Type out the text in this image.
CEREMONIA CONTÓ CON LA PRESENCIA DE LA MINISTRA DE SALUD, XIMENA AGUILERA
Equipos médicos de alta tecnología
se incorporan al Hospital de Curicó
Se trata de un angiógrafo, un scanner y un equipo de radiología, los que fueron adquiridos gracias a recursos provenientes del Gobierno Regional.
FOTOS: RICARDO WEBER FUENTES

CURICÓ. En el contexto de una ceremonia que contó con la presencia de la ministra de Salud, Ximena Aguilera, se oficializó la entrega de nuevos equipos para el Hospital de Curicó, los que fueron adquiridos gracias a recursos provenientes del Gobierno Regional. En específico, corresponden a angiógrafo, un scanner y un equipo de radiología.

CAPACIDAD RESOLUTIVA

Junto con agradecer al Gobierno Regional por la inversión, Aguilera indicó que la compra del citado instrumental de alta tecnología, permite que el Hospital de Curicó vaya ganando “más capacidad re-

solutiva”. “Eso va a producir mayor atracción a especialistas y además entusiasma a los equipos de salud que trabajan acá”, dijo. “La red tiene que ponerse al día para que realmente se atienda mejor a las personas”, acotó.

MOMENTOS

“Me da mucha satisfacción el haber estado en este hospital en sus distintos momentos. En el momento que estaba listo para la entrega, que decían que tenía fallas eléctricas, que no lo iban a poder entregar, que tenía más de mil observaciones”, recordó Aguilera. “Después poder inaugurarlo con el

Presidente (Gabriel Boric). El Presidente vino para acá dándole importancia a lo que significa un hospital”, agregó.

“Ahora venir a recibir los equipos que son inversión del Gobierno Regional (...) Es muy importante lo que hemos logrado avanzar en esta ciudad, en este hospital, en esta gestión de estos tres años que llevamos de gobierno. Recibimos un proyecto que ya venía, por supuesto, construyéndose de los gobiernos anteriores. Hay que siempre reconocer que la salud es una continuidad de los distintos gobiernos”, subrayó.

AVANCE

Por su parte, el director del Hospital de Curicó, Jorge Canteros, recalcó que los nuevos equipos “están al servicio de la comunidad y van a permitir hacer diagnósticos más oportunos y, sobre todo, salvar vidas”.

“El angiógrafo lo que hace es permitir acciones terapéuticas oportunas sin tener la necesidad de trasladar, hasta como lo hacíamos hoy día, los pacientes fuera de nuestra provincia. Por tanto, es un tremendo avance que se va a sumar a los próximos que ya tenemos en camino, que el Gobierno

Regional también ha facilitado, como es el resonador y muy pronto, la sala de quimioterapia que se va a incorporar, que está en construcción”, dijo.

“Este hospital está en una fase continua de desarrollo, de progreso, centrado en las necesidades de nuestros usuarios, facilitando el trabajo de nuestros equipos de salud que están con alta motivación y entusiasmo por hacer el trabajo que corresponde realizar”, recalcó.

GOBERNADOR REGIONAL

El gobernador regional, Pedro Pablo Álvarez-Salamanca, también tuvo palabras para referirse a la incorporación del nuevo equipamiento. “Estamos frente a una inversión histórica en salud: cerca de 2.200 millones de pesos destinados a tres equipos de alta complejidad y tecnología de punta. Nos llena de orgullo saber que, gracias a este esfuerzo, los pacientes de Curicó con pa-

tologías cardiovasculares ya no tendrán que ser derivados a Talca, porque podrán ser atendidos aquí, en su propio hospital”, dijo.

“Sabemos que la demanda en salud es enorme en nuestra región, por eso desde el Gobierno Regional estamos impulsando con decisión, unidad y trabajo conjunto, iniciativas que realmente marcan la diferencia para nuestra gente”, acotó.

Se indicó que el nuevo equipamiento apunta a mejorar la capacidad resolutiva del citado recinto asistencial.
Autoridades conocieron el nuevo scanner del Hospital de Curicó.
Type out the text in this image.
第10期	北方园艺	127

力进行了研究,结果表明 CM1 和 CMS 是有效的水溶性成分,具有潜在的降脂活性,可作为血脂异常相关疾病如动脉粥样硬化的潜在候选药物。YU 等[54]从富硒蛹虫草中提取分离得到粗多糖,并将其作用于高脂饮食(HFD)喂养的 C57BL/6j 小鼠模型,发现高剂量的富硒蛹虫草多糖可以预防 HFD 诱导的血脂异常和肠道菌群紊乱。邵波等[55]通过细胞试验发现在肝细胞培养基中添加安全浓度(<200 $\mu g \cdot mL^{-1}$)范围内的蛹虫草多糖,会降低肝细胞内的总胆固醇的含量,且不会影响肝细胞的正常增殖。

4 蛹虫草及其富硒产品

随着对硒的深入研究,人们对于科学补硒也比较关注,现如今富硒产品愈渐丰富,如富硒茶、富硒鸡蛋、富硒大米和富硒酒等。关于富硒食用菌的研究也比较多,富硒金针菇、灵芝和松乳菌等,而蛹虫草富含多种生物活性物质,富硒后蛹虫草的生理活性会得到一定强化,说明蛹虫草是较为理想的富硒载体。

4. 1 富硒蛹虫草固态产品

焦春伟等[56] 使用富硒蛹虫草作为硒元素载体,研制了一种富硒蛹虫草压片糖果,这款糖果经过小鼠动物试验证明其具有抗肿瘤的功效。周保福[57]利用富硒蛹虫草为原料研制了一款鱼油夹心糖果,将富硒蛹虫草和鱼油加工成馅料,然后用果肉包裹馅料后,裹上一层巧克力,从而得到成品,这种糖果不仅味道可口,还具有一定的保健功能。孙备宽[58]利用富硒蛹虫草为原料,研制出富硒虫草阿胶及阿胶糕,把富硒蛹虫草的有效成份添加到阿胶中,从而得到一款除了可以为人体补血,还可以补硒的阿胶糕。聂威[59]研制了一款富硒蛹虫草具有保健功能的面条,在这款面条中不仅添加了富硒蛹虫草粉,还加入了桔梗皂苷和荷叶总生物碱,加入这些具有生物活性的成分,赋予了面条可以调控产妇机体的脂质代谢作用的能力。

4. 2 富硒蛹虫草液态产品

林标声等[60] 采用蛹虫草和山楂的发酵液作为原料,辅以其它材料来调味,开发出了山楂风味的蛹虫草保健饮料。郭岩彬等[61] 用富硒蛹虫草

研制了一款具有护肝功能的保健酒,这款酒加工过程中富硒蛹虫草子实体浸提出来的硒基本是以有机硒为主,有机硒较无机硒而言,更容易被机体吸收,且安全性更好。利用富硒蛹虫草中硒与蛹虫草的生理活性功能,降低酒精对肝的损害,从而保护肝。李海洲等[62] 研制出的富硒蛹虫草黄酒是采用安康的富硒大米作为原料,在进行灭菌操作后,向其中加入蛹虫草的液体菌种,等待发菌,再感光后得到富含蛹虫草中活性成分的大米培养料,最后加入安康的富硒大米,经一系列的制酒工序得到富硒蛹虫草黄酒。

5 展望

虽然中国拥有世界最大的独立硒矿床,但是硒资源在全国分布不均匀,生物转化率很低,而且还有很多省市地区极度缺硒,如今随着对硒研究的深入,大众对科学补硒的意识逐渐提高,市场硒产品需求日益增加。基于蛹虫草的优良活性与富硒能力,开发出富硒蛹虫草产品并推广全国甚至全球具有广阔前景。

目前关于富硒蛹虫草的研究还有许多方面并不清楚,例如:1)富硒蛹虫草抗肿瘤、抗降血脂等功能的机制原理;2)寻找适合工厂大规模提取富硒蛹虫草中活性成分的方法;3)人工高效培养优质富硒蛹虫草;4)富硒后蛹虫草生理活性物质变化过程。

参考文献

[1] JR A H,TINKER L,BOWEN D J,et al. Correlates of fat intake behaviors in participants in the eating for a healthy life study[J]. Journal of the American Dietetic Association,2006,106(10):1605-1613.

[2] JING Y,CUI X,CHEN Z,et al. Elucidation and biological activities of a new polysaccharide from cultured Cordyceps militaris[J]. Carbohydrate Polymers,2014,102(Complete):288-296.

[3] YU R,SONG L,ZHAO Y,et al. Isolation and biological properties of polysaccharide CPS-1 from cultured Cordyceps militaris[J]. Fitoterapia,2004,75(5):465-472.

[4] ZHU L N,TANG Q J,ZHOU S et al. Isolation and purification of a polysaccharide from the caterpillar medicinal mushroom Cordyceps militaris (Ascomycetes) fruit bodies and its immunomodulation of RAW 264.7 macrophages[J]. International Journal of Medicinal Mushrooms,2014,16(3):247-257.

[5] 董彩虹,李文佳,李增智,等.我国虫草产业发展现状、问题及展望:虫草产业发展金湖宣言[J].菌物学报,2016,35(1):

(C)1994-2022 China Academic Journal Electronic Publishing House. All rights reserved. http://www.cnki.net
===
(What you need to do)
Look through the entries above and list every line containing "citado".

(Worked solution)
Junto con agradecer al Gobierno Regional por la inversión, Aguilera indicó que la compra del citado instrumental de alta tecnología, permite que el Hospital de Curicó vaya ganando “más capacidad re-
Se indicó que el nuevo equipamiento apunta a mejorar la capacidad resolutiva del citado recinto asistencial.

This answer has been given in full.